- **Description of the task**
Print out each entry below exactly, please.

- **Recorded information**
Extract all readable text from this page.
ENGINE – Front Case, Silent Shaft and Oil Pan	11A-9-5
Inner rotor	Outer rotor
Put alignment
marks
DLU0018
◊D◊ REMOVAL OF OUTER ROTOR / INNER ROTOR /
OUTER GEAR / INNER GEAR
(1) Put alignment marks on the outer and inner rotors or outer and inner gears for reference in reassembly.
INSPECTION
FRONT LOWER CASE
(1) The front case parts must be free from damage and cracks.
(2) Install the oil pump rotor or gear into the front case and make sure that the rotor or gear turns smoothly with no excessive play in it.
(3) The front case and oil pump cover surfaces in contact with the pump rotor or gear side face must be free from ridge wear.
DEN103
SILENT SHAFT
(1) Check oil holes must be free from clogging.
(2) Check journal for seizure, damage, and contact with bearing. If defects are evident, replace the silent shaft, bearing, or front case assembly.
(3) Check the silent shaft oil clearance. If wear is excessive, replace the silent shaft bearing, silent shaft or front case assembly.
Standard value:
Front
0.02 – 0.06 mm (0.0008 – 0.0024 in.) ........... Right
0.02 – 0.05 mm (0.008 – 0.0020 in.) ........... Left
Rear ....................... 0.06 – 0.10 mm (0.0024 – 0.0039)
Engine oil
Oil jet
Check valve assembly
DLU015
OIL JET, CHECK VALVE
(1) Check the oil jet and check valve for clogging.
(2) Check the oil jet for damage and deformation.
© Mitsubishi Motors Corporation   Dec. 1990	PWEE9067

- **Answer in full**
Extract all readable text from this page.
ENGINE – Front Case, Silent Shaft and Oil Pan	11A-9-5
Inner rotor	Outer rotor
Put alignment
marks
DLU0018
◊D◊ REMOVAL OF OUTER ROTOR / INNER ROTOR /
OUTER GEAR / INNER GEAR
(1) Put alignment marks on the outer and inner rotors or outer and inner gears for reference in reassembly.
INSPECTION
FRONT LOWER CASE
(1) The front case parts must be free from damage and cracks.
(2) Install the oil pump rotor or gear into the front case and make sure that the rotor or gear turns smoothly with no excessive play in it.
(3) The front case and oil pump cover surfaces in contact with the pump rotor or gear side face must be free from ridge wear.
DEN103
SILENT SHAFT
(1) Check oil holes must be free from clogging.
(2) Check journal for seizure, damage, and contact with bearing. If defects are evident, replace the silent shaft, bearing, or front case assembly.
(3) Check the silent shaft oil clearance. If wear is excessive, replace the silent shaft bearing, silent shaft or front case assembly.
Standard value:
Front
0.02 – 0.06 mm (0.0008 – 0.0024 in.) ........... Right
0.02 – 0.05 mm (0.008 – 0.0020 in.) ........... Left
Rear ....................... 0.06 – 0.10 mm (0.0024 – 0.0039)
Engine oil
Oil jet
Check valve assembly
DLU015
OIL JET, CHECK VALVE
(1) Check the oil jet and check valve for clogging.
(2) Check the oil jet for damage and deformation.
© Mitsubishi Motors Corporation   Dec. 1990	PWEE9067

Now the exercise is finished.